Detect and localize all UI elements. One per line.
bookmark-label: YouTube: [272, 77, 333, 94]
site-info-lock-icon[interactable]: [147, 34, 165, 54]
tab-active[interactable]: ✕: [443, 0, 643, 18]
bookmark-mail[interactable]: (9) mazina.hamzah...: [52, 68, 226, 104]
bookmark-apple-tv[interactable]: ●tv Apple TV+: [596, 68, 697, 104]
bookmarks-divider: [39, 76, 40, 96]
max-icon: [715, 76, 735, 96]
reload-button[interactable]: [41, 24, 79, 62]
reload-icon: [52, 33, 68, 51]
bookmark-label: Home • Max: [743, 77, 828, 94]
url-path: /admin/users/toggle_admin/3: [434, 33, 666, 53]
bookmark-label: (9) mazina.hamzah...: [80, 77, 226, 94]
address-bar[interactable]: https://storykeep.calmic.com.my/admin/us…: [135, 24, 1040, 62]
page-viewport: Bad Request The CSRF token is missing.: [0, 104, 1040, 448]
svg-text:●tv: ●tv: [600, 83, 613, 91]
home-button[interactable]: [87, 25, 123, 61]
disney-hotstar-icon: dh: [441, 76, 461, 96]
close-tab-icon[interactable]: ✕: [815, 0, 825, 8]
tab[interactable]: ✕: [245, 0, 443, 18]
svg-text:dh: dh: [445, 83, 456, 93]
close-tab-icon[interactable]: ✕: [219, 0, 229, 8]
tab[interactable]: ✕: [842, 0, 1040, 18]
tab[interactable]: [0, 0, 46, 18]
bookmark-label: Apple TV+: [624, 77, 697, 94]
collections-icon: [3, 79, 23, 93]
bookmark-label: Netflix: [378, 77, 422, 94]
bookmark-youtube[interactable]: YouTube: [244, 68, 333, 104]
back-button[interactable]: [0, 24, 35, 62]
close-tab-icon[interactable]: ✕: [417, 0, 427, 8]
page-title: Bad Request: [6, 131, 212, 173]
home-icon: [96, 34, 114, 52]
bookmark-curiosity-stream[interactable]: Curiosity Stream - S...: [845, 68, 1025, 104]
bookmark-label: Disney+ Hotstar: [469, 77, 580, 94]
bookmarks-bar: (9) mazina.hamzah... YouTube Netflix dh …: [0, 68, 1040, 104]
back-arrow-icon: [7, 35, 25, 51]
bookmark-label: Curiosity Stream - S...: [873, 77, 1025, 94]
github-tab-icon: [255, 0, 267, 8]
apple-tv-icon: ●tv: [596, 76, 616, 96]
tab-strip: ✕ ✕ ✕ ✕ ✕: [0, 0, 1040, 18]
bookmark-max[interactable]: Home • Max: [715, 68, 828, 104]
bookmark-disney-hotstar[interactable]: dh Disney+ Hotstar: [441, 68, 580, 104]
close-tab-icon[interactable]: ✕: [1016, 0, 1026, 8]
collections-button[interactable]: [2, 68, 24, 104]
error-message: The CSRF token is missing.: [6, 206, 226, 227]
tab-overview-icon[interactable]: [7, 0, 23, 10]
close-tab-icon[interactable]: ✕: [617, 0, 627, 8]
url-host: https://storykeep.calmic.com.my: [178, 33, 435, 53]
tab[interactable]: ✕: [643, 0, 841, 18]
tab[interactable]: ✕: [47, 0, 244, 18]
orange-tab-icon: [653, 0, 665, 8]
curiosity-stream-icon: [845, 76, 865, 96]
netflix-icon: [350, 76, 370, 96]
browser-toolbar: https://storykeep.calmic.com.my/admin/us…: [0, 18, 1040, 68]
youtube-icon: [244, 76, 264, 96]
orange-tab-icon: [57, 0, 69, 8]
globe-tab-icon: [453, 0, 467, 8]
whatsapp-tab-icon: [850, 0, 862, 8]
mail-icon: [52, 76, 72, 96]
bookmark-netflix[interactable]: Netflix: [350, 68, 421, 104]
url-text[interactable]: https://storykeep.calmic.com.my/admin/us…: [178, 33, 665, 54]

_____

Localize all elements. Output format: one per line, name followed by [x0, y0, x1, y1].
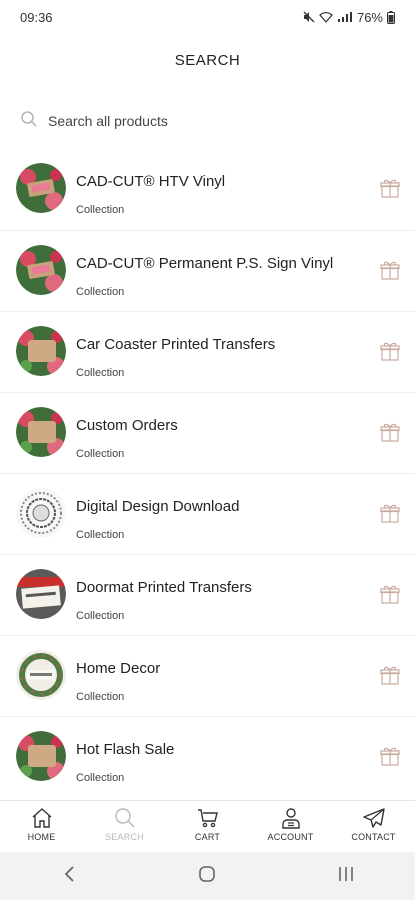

_____

*Written instruction:* Please reproduce verbatim the lines of the listing from the one holding "Detect and localize" through the one holding "bookmarks-divider: [39, 76, 40, 96]", inclusive.

*Complete output:*
Detect and localize all UI elements. One per line.
bookmark-label: YouTube: [272, 77, 333, 94]
site-info-lock-icon[interactable]: [147, 34, 165, 54]
tab-active[interactable]: ✕: [443, 0, 643, 18]
bookmark-mail[interactable]: (9) mazina.hamzah...: [52, 68, 226, 104]
bookmark-apple-tv[interactable]: ●tv Apple TV+: [596, 68, 697, 104]
bookmarks-divider: [39, 76, 40, 96]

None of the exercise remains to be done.